Repeat the entries that follow verbatim, without any of their pictures.

# Listing start

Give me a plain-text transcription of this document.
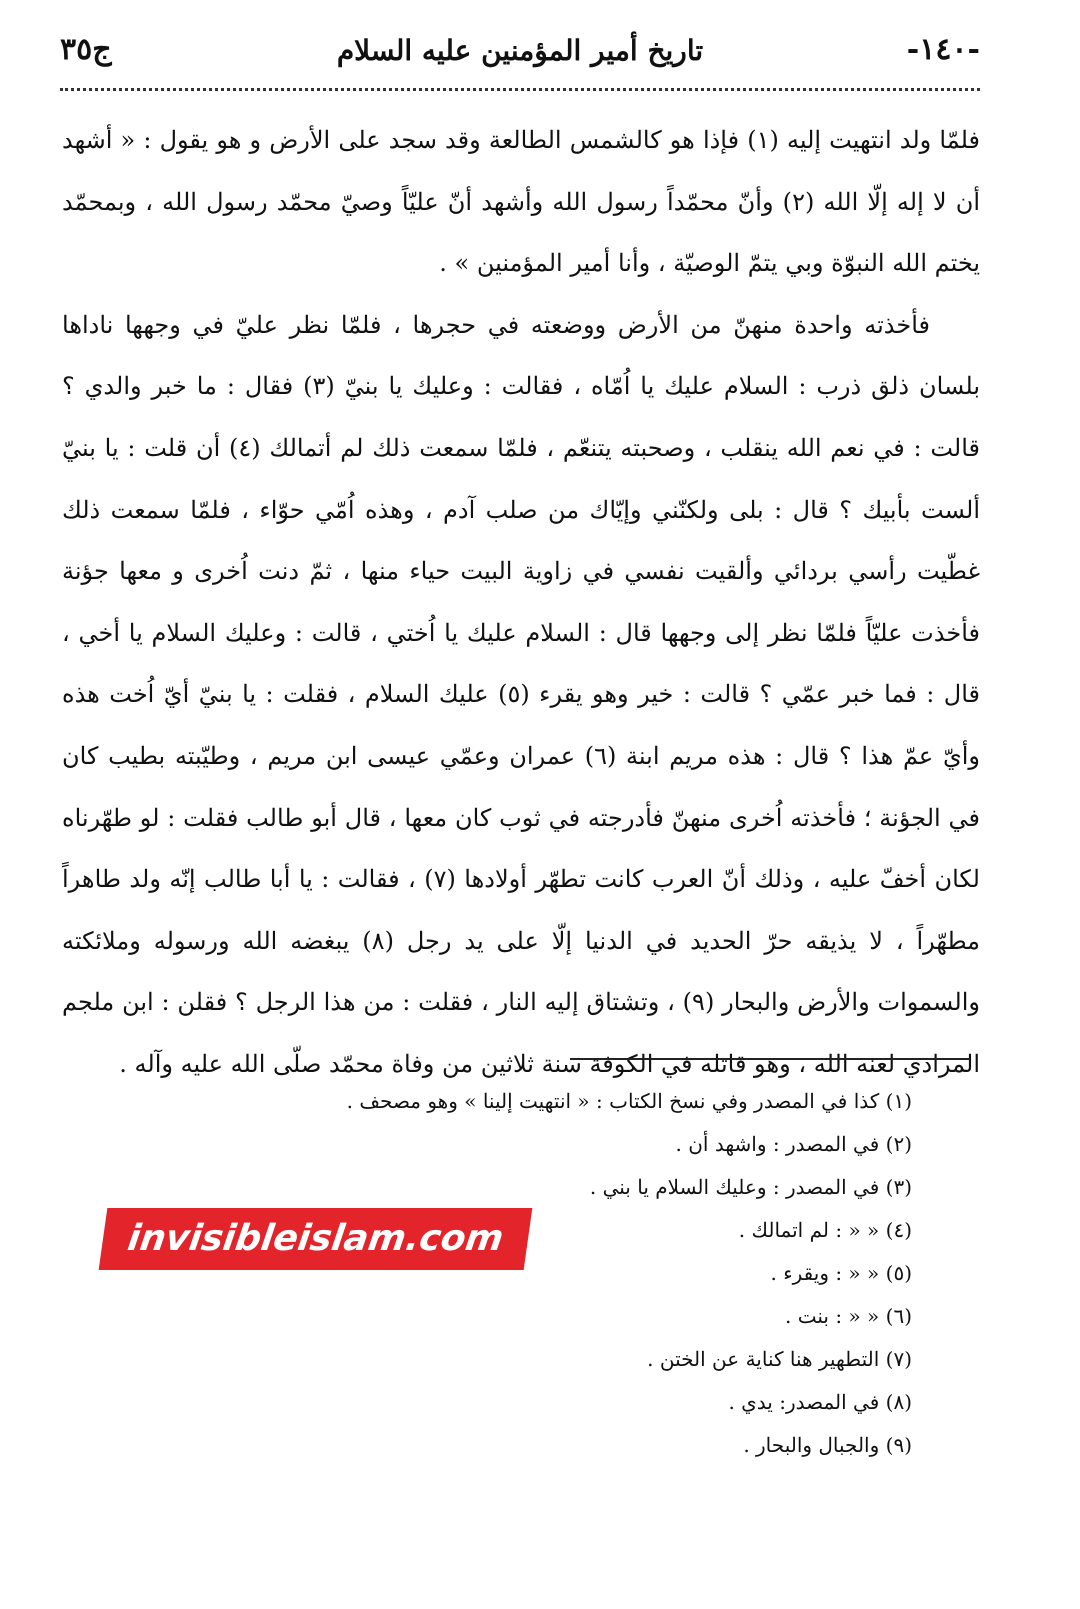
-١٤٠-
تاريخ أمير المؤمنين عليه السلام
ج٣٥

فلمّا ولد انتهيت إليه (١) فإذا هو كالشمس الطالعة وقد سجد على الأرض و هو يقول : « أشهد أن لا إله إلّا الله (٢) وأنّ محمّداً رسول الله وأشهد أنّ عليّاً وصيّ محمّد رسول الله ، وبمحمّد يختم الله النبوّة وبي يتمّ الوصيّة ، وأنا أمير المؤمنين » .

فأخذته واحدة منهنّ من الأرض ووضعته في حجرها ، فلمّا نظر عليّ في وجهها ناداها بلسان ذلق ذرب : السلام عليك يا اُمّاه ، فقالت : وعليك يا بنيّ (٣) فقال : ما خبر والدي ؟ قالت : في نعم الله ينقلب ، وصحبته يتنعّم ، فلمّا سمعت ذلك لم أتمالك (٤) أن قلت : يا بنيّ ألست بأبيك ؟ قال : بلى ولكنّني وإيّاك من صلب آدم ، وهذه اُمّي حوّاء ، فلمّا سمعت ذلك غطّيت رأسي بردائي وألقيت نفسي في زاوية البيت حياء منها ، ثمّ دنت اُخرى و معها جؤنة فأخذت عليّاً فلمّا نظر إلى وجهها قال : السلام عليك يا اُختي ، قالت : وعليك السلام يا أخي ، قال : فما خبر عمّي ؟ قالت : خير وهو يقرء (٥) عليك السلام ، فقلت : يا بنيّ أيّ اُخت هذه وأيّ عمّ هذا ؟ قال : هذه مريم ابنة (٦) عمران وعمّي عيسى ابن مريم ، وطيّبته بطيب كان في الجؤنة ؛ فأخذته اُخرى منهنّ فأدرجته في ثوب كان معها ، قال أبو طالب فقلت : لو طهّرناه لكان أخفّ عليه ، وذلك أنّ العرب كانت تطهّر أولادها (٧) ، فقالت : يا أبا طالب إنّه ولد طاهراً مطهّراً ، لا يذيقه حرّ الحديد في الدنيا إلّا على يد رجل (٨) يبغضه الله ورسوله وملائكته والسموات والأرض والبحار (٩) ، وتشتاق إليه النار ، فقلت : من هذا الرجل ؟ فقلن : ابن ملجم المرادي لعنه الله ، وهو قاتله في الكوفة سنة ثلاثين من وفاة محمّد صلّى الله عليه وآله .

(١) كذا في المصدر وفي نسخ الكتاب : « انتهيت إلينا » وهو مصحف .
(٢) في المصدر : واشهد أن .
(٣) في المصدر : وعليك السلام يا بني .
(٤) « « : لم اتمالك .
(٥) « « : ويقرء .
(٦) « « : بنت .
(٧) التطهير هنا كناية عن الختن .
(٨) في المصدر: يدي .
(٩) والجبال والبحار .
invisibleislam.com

# Listing end

→ Response to the task
Give me a plain-text transcription of this document.
-١٤٠-
تاريخ أمير المؤمنين عليه السلام
ج٣٥

فلمّا ولد انتهيت إليه (١) فإذا هو كالشمس الطالعة وقد سجد على الأرض و هو يقول : « أشهد أن لا إله إلّا الله (٢) وأنّ محمّداً رسول الله وأشهد أنّ عليّاً وصيّ محمّد رسول الله ، وبمحمّد يختم الله النبوّة وبي يتمّ الوصيّة ، وأنا أمير المؤمنين » .

فأخذته واحدة منهنّ من الأرض ووضعته في حجرها ، فلمّا نظر عليّ في وجهها ناداها بلسان ذلق ذرب : السلام عليك يا اُمّاه ، فقالت : وعليك يا بنيّ (٣) فقال : ما خبر والدي ؟ قالت : في نعم الله ينقلب ، وصحبته يتنعّم ، فلمّا سمعت ذلك لم أتمالك (٤) أن قلت : يا بنيّ ألست بأبيك ؟ قال : بلى ولكنّني وإيّاك من صلب آدم ، وهذه اُمّي حوّاء ، فلمّا سمعت ذلك غطّيت رأسي بردائي وألقيت نفسي في زاوية البيت حياء منها ، ثمّ دنت اُخرى و معها جؤنة فأخذت عليّاً فلمّا نظر إلى وجهها قال : السلام عليك يا اُختي ، قالت : وعليك السلام يا أخي ، قال : فما خبر عمّي ؟ قالت : خير وهو يقرء (٥) عليك السلام ، فقلت : يا بنيّ أيّ اُخت هذه وأيّ عمّ هذا ؟ قال : هذه مريم ابنة (٦) عمران وعمّي عيسى ابن مريم ، وطيّبته بطيب كان في الجؤنة ؛ فأخذته اُخرى منهنّ فأدرجته في ثوب كان معها ، قال أبو طالب فقلت : لو طهّرناه لكان أخفّ عليه ، وذلك أنّ العرب كانت تطهّر أولادها (٧) ، فقالت : يا أبا طالب إنّه ولد طاهراً مطهّراً ، لا يذيقه حرّ الحديد في الدنيا إلّا على يد رجل (٨) يبغضه الله ورسوله وملائكته والسموات والأرض والبحار (٩) ، وتشتاق إليه النار ، فقلت : من هذا الرجل ؟ فقلن : ابن ملجم المرادي لعنه الله ، وهو قاتله في الكوفة سنة ثلاثين من وفاة محمّد صلّى الله عليه وآله .

(١) كذا في المصدر وفي نسخ الكتاب : « انتهيت إلينا » وهو مصحف .
(٢) في المصدر : واشهد أن .
(٣) في المصدر : وعليك السلام يا بني .
(٤) « « : لم اتمالك .
(٥) « « : ويقرء .
(٦) « « : بنت .
(٧) التطهير هنا كناية عن الختن .
(٨) في المصدر: يدي .
(٩) والجبال والبحار .
invisibleislam.com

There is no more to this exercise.